Exercise: Copy the lines that follow, keeping every character the same.

The data:
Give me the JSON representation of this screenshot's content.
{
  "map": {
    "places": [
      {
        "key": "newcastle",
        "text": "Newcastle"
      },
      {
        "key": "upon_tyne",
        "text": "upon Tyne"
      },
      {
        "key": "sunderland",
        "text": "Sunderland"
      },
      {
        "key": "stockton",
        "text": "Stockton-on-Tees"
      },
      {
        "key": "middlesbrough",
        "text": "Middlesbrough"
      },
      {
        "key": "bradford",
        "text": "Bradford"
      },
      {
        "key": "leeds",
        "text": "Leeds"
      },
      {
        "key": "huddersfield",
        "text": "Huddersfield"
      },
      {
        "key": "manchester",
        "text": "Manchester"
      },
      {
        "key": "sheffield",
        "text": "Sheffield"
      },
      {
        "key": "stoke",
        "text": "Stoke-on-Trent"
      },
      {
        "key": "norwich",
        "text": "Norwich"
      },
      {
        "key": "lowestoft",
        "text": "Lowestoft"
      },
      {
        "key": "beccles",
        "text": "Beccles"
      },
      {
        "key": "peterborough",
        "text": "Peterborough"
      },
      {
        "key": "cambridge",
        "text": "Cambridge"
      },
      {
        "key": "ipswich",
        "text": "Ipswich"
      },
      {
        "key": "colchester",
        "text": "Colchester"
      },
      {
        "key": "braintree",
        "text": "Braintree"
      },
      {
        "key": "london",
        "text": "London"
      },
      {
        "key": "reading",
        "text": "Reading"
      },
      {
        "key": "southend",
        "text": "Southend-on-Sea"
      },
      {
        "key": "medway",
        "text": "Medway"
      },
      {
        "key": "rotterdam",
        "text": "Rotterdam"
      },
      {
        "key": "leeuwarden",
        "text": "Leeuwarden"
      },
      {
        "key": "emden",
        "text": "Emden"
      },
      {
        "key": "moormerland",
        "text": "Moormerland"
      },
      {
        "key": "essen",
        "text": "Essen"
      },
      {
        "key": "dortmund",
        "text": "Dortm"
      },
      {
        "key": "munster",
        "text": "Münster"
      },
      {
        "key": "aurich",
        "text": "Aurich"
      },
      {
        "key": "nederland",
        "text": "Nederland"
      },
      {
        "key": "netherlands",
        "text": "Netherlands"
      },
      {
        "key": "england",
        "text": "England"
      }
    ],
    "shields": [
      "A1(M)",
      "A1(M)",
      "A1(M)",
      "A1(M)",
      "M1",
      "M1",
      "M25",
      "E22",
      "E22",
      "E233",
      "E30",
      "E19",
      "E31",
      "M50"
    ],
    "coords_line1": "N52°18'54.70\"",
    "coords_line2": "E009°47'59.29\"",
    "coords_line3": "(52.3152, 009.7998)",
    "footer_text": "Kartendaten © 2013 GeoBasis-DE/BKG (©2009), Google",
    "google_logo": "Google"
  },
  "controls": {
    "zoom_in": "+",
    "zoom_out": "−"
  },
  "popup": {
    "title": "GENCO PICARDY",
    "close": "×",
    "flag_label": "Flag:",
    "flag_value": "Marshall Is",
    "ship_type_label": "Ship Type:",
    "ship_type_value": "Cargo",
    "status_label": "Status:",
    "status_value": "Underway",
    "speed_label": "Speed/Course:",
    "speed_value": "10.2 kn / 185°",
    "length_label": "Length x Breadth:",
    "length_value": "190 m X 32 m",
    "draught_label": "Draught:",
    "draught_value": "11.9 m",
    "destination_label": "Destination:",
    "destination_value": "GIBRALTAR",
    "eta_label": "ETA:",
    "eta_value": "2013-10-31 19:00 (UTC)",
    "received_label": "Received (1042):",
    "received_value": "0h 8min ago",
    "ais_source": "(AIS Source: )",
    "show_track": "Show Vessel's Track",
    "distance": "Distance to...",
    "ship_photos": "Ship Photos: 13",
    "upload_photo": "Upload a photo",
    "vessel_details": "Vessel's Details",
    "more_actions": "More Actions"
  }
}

Answer to the problem:
Give me the JSON representation of this screenshot's content.
{
  "map": {
    "places": [
      {
        "key": "newcastle",
        "text": "Newcastle"
      },
      {
        "key": "upon_tyne",
        "text": "upon Tyne"
      },
      {
        "key": "sunderland",
        "text": "Sunderland"
      },
      {
        "key": "stockton",
        "text": "Stockton-on-Tees"
      },
      {
        "key": "middlesbrough",
        "text": "Middlesbrough"
      },
      {
        "key": "bradford",
        "text": "Bradford"
      },
      {
        "key": "leeds",
        "text": "Leeds"
      },
      {
        "key": "huddersfield",
        "text": "Huddersfield"
      },
      {
        "key": "manchester",
        "text": "Manchester"
      },
      {
        "key": "sheffield",
        "text": "Sheffield"
      },
      {
        "key": "stoke",
        "text": "Stoke-on-Trent"
      },
      {
        "key": "norwich",
        "text": "Norwich"
      },
      {
        "key": "lowestoft",
        "text": "Lowestoft"
      },
      {
        "key": "beccles",
        "text": "Beccles"
      },
      {
        "key": "peterborough",
        "text": "Peterborough"
      },
      {
        "key": "cambridge",
        "text": "Cambridge"
      },
      {
        "key": "ipswich",
        "text": "Ipswich"
      },
      {
        "key": "colchester",
        "text": "Colchester"
      },
      {
        "key": "braintree",
        "text": "Braintree"
      },
      {
        "key": "london",
        "text": "London"
      },
      {
        "key": "reading",
        "text": "Reading"
      },
      {
        "key": "southend",
        "text": "Southend-on-Sea"
      },
      {
        "key": "medway",
        "text": "Medway"
      },
      {
        "key": "rotterdam",
        "text": "Rotterdam"
      },
      {
        "key": "leeuwarden",
        "text": "Leeuwarden"
      },
      {
        "key": "emden",
        "text": "Emden"
      },
      {
        "key": "moormerland",
        "text": "Moormerland"
      },
      {
        "key": "essen",
        "text": "Essen"
      },
      {
        "key": "dortmund",
        "text": "Dortm"
      },
      {
        "key": "munster",
        "text": "Münster"
      },
      {
        "key": "aurich",
        "text": "Aurich"
      },
      {
        "key": "nederland",
        "text": "Nederland"
      },
      {
        "key": "netherlands",
        "text": "Netherlands"
      },
      {
        "key": "england",
        "text": "England"
      }
    ],
    "shields": [
      "A1(M)",
      "A1(M)",
      "A1(M)",
      "A1(M)",
      "M1",
      "M1",
      "M25",
      "E22",
      "E22",
      "E233",
      "E30",
      "E19",
      "E31",
      "M50"
    ],
    "coords_line1": "N52°18'54.70\"",
    "coords_line2": "E009°47'59.29\"",
    "coords_line3": "(52.3152, 009.7998)",
    "footer_text": "Kartendaten © 2013 GeoBasis-DE/BKG (©2009), Google",
    "google_logo": "Google"
  },
  "controls": {
    "zoom_in": "+",
    "zoom_out": "−"
  },
  "popup": {
    "title": "GENCO PICARDY",
    "close": "×",
    "flag_label": "Flag:",
    "flag_value": "Marshall Is",
    "ship_type_label": "Ship Type:",
    "ship_type_value": "Cargo",
    "status_label": "Status:",
    "status_value": "Underway",
    "speed_label": "Speed/Course:",
    "speed_value": "10.2 kn / 185°",
    "length_label": "Length x Breadth:",
    "length_value": "190 m X 32 m",
    "draught_label": "Draught:",
    "draught_value": "11.9 m",
    "destination_label": "Destination:",
    "destination_value": "GIBRALTAR",
    "eta_label": "ETA:",
    "eta_value": "2013-10-31 19:00 (UTC)",
    "received_label": "Received (1042):",
    "received_value": "0h 8min ago",
    "ais_source": "(AIS Source: )",
    "show_track": "Show Vessel's Track",
    "distance": "Distance to...",
    "ship_photos": "Ship Photos: 13",
    "upload_photo": "Upload a photo",
    "vessel_details": "Vessel's Details",
    "more_actions": "More Actions"
  }
}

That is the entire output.